# TASK REQUIREMENTS
Filter the listing and keep only the lines with the word "Output".

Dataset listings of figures

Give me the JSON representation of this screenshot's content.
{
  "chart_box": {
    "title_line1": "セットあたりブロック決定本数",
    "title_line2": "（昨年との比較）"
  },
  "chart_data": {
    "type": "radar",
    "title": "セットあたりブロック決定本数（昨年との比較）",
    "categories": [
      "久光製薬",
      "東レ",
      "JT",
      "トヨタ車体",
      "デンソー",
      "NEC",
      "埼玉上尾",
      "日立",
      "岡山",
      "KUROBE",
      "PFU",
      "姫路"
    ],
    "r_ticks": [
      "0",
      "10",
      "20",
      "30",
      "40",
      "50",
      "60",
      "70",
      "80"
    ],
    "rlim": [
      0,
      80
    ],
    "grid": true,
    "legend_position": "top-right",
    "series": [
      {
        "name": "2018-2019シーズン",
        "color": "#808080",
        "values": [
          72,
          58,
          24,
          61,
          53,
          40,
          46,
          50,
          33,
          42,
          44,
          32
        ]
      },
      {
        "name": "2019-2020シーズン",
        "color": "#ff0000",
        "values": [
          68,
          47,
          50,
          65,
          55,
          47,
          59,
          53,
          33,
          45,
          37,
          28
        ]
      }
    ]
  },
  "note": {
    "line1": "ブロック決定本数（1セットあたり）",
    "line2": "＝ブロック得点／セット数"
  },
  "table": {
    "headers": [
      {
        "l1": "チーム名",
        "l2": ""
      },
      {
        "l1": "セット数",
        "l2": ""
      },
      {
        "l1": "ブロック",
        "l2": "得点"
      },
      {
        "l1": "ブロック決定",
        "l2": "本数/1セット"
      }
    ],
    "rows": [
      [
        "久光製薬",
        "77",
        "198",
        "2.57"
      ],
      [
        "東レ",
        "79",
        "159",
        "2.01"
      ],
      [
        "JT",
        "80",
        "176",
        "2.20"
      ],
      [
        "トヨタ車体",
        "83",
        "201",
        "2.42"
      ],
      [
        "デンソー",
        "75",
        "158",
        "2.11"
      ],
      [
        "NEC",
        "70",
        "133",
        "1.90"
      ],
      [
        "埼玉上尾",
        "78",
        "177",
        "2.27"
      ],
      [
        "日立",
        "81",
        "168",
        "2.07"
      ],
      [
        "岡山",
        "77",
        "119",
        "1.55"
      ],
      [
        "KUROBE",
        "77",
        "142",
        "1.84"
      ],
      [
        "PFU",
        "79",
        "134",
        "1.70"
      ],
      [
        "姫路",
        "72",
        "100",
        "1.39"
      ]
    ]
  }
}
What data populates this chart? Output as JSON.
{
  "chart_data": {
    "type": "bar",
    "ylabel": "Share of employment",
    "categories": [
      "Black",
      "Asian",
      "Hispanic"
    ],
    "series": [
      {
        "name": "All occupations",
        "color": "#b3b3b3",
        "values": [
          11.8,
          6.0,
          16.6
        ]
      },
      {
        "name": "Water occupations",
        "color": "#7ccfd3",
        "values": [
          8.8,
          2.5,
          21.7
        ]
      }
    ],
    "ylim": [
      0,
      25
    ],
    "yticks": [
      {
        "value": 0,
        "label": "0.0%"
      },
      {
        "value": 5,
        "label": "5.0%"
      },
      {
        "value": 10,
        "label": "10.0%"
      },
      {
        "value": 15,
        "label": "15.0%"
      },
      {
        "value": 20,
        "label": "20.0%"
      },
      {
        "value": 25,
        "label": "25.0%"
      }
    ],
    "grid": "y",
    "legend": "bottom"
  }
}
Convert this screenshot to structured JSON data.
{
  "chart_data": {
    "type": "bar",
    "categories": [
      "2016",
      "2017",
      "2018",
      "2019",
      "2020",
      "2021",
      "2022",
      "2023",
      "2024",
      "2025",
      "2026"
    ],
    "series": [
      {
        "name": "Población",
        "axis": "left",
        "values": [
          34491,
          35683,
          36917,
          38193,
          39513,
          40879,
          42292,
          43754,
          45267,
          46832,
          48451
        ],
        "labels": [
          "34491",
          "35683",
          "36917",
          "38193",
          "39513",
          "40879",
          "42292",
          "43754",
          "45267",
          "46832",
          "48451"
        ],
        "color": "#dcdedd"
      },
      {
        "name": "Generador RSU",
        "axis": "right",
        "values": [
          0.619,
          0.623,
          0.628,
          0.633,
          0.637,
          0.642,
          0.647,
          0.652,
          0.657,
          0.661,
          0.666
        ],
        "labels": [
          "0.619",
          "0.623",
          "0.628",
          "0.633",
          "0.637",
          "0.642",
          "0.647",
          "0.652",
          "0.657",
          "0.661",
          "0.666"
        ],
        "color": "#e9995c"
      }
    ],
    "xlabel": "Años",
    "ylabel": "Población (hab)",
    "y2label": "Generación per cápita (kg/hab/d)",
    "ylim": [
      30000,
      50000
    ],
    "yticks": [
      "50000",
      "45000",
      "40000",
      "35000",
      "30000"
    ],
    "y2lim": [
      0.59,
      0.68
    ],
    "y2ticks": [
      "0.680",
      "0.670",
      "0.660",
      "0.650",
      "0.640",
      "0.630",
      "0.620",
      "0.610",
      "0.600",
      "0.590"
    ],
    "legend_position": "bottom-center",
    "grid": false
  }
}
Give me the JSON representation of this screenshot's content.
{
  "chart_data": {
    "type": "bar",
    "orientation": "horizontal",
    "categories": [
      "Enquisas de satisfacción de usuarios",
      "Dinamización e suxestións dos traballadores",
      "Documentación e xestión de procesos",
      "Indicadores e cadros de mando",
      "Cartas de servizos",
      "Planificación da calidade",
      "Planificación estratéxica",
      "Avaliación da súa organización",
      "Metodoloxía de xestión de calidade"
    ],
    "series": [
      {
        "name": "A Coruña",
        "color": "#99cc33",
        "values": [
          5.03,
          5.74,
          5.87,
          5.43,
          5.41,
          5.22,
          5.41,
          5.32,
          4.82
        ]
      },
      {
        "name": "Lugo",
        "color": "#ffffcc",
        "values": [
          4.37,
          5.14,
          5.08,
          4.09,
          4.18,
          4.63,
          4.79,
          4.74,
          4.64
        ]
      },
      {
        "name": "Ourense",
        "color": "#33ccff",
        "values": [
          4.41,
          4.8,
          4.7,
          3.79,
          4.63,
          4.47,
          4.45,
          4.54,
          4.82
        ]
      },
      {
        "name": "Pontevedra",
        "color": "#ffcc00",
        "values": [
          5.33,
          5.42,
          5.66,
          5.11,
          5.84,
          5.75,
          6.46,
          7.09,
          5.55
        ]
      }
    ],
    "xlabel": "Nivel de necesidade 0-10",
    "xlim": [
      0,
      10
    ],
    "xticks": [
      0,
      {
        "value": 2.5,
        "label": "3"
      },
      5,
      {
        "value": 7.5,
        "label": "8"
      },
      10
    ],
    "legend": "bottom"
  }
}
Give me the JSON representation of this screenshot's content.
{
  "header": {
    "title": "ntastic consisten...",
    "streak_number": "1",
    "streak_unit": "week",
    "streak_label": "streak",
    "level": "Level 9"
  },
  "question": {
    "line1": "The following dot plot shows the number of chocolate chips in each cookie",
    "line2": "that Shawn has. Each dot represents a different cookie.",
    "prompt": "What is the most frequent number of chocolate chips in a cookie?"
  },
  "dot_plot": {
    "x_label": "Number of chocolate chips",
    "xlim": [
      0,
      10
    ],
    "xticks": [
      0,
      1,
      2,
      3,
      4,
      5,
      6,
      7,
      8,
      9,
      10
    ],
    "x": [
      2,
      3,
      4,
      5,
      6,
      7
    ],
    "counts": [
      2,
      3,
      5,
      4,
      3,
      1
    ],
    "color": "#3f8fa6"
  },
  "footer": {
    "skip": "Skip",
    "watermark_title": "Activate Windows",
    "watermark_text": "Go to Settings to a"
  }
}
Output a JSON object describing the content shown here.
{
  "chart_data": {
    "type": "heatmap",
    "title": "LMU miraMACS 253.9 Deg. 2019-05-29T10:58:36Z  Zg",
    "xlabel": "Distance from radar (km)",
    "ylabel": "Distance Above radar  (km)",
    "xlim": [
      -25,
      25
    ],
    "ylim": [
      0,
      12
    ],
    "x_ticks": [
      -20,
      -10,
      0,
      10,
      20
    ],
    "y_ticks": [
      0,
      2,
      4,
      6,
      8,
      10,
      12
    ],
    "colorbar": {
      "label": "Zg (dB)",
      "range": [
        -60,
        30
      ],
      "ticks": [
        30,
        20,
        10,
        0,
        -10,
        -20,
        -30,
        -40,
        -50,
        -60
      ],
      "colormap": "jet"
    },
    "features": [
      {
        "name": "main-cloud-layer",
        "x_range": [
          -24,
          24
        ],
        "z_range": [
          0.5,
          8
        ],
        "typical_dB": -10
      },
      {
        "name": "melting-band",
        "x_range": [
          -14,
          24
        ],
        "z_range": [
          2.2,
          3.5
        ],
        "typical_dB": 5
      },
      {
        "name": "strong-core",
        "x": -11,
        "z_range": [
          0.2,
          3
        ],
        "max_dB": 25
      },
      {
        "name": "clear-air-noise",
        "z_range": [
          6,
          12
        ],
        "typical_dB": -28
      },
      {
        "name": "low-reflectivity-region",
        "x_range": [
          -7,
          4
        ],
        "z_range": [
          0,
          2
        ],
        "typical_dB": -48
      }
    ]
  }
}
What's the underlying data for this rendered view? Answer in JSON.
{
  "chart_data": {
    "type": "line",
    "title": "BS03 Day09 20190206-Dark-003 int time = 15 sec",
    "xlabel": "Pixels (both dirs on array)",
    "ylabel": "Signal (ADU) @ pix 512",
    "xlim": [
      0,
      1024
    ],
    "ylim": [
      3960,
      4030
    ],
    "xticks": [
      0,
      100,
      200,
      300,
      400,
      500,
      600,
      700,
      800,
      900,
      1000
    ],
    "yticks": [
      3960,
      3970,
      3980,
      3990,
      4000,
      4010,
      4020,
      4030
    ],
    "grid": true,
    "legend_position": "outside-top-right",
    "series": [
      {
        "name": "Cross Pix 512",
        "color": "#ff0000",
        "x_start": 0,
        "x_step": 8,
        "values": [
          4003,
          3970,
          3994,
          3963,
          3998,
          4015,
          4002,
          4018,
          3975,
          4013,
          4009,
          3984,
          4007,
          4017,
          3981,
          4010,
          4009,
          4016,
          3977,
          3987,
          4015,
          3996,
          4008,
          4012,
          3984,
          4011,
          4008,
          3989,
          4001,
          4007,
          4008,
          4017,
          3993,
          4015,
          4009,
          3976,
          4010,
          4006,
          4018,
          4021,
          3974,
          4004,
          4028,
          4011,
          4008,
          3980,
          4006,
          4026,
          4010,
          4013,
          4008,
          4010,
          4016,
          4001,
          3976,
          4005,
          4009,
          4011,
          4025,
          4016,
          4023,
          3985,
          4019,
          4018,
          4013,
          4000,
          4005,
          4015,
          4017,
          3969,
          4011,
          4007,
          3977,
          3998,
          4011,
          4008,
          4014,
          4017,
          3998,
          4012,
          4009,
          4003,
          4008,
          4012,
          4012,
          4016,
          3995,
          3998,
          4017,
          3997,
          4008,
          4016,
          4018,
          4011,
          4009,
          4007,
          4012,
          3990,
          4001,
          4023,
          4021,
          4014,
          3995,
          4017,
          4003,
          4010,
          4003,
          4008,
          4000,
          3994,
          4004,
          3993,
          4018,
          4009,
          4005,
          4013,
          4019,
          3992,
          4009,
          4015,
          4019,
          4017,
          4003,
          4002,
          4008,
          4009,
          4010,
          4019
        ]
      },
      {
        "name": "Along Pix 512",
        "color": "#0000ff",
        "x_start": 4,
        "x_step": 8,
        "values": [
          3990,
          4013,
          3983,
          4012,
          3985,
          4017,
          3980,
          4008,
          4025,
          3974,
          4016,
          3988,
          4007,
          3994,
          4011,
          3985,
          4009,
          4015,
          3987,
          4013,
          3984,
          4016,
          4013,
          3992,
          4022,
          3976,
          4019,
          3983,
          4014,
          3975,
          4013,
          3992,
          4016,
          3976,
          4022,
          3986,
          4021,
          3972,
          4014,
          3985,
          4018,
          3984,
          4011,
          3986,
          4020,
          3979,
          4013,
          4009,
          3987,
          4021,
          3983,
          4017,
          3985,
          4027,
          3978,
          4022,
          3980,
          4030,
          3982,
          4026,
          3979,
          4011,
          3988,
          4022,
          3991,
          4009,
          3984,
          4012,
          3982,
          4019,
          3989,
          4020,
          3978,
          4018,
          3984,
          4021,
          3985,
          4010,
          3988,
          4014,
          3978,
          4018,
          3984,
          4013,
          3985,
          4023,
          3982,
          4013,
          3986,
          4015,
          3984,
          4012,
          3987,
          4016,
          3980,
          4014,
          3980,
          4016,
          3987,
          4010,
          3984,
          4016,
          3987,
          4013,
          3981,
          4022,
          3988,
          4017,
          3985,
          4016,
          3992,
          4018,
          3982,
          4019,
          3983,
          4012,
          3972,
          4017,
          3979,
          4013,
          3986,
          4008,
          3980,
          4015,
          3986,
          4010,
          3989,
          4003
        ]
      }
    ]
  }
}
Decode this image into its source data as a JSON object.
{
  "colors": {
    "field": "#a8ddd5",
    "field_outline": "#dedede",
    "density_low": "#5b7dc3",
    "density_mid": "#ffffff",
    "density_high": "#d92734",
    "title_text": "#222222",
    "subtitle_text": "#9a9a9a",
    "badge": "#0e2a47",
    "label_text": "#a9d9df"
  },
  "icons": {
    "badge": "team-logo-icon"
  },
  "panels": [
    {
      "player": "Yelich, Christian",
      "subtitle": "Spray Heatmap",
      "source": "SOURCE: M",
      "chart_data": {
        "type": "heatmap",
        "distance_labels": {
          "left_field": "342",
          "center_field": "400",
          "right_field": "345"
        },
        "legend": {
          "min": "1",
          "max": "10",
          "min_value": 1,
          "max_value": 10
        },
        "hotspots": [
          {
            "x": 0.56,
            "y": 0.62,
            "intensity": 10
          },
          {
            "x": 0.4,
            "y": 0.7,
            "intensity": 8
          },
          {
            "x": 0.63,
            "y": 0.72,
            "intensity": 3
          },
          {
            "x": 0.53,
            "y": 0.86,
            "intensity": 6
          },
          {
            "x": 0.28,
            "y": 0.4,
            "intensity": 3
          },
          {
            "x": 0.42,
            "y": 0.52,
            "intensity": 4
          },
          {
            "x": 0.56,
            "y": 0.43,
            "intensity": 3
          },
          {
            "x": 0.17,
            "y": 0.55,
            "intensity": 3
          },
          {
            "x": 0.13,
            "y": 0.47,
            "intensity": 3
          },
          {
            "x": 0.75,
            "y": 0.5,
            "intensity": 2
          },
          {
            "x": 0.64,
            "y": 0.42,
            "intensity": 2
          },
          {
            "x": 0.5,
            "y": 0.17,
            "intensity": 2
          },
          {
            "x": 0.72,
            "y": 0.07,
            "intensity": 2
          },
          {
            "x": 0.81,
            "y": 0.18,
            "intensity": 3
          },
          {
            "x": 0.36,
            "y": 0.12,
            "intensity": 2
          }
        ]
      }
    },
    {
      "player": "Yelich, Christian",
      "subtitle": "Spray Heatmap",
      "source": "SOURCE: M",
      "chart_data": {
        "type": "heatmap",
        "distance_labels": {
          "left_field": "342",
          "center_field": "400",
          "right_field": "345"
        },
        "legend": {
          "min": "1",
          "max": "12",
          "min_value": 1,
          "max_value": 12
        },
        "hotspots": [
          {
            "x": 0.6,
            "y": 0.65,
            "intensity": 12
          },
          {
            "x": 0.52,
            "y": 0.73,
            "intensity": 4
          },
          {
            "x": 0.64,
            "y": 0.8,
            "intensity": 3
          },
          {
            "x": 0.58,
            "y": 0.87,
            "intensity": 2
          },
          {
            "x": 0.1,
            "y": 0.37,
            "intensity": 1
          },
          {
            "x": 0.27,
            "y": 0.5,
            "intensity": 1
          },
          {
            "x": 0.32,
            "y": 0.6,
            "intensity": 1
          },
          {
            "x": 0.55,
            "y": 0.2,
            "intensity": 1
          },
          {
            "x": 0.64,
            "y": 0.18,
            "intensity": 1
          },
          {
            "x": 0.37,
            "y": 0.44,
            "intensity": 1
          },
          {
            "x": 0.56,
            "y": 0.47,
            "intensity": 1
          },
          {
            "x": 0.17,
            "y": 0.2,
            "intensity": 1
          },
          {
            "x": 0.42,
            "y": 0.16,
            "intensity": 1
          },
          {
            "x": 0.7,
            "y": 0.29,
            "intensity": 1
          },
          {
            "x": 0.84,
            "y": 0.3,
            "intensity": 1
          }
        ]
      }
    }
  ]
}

# WRITTEN ANSWER
What data populates this chart? Output as JSON.
Output a JSON object describing the content shown here.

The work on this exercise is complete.